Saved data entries
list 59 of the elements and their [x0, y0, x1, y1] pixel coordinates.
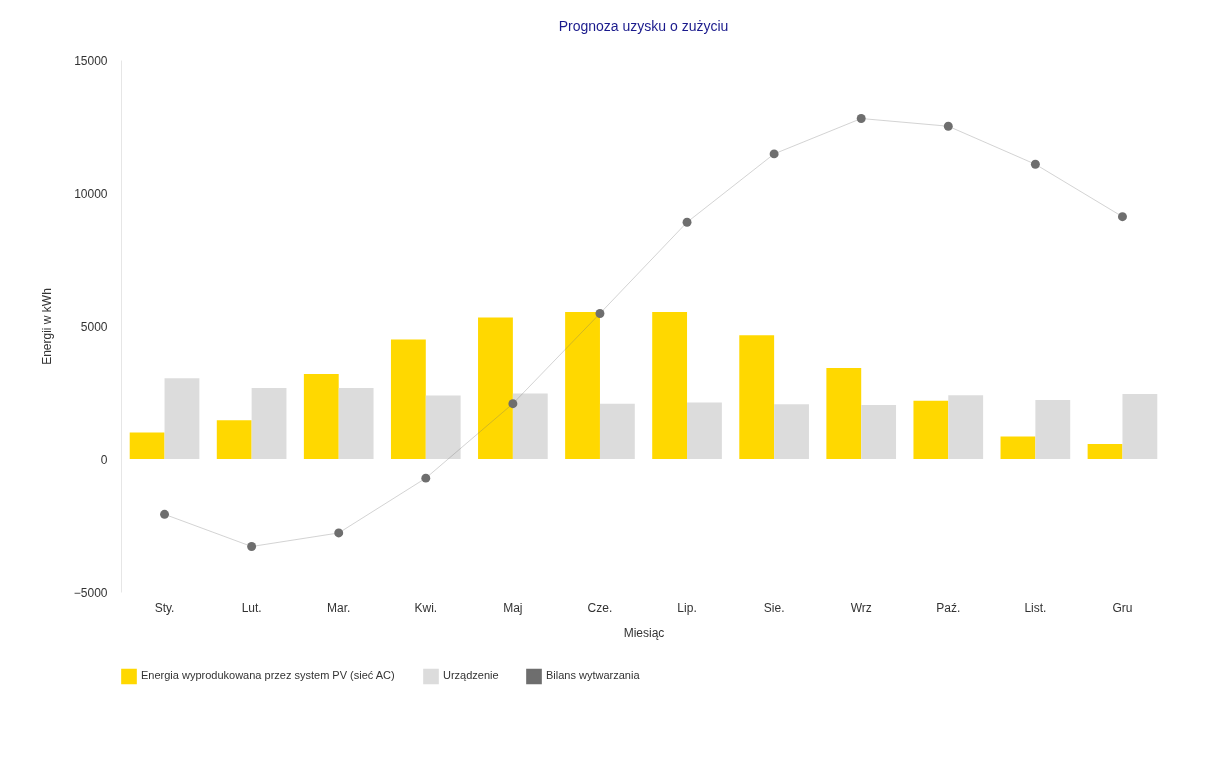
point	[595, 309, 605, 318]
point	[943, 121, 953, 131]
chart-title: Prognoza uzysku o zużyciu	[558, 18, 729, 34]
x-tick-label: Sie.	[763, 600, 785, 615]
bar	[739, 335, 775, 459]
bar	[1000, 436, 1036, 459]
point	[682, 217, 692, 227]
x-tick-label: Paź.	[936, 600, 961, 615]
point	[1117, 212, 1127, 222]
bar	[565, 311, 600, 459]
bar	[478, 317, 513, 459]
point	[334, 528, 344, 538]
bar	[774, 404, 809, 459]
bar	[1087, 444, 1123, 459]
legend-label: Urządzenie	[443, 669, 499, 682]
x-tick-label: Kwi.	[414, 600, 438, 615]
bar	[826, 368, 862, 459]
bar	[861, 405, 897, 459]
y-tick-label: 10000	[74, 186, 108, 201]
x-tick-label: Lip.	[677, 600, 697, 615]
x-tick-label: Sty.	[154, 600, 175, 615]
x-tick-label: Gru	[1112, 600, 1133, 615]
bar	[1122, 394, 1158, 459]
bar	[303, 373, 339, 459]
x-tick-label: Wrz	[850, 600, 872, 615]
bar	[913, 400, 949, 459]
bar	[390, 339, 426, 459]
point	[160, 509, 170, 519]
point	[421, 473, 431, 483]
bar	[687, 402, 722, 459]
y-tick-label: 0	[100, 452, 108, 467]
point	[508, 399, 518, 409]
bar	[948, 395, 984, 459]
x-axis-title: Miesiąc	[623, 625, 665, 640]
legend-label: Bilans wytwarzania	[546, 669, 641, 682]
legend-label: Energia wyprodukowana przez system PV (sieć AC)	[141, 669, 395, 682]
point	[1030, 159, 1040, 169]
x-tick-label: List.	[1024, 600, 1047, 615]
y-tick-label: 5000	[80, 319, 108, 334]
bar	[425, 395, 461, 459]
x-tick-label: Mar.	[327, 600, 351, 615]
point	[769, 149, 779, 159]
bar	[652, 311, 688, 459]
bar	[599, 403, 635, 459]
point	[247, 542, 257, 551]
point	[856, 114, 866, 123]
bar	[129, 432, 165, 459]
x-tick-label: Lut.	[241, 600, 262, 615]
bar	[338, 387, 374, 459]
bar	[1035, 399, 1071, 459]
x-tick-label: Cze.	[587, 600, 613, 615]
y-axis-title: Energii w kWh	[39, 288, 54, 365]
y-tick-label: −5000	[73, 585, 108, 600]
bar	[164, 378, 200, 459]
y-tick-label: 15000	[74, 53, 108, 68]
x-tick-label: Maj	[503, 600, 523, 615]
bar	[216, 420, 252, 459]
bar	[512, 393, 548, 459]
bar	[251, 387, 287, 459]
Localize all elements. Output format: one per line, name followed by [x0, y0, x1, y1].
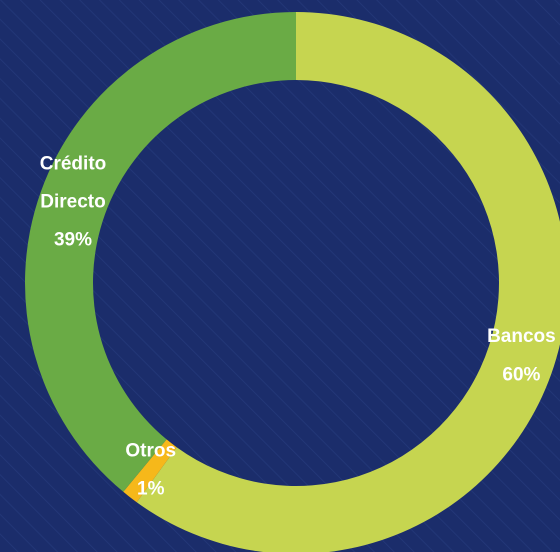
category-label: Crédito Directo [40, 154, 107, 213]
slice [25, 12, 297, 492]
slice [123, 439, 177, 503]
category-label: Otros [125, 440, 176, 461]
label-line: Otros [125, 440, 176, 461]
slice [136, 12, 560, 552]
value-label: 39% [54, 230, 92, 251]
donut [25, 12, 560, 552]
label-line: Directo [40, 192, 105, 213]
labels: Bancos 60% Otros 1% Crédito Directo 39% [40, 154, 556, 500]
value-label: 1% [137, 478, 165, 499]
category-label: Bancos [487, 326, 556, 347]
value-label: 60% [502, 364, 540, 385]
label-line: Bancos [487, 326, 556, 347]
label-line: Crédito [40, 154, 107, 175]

Aim of the exercise
Pull out each line of the records above that contains the string "Crédito", matching case exactly.

Response to the task
category-label: Crédito Directo [40, 154, 107, 213]
labels: Bancos 60% Otros 1% Crédito Directo 39% [40, 154, 556, 500]
label-line: Crédito [40, 154, 107, 175]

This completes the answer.